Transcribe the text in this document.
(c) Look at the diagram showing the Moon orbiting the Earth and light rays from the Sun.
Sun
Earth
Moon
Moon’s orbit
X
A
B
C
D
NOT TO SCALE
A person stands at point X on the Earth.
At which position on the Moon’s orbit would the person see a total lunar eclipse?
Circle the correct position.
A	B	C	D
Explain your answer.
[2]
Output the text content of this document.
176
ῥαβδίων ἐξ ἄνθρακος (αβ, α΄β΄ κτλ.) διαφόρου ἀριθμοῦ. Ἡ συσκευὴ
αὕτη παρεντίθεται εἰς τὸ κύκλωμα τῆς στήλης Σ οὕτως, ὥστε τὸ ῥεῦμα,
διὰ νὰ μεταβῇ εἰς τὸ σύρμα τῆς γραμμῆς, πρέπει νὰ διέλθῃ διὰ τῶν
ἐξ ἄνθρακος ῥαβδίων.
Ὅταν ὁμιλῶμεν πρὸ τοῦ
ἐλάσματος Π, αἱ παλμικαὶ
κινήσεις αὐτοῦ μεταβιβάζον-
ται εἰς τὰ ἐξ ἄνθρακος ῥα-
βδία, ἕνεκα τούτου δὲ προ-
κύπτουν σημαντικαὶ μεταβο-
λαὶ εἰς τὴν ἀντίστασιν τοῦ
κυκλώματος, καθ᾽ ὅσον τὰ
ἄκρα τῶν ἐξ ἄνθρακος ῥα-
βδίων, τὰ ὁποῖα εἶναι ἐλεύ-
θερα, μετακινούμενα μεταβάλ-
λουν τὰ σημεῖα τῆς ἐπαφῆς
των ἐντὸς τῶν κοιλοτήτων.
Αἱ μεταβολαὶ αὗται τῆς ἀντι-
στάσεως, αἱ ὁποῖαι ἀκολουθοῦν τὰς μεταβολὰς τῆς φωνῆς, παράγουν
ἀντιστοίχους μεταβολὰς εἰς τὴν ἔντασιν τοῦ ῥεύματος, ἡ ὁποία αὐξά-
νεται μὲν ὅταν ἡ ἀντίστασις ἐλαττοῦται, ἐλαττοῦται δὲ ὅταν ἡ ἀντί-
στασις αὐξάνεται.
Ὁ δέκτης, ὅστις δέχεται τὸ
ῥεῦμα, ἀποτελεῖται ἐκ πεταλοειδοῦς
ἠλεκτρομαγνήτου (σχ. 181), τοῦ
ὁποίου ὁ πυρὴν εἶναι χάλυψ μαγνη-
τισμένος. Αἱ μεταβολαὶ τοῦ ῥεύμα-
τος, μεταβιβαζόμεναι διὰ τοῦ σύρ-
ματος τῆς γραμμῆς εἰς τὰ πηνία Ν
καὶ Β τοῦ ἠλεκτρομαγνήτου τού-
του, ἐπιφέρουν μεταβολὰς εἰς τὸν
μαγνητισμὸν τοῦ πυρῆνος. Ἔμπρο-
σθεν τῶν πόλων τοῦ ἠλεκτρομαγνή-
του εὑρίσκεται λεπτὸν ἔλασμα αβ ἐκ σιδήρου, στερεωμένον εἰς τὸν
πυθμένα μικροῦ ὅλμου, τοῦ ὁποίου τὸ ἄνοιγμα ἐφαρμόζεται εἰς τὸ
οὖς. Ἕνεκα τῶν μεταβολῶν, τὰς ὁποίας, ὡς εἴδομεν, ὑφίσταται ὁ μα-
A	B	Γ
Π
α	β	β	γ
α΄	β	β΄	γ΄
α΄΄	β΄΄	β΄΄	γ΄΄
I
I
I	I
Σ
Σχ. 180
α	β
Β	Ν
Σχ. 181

> EXERCISE
Copy all lines in the listing above where the string "position" appears.

> RESPONSE
At which position on the Moon’s orbit would the person see a total lunar eclipse?
Circle the correct position.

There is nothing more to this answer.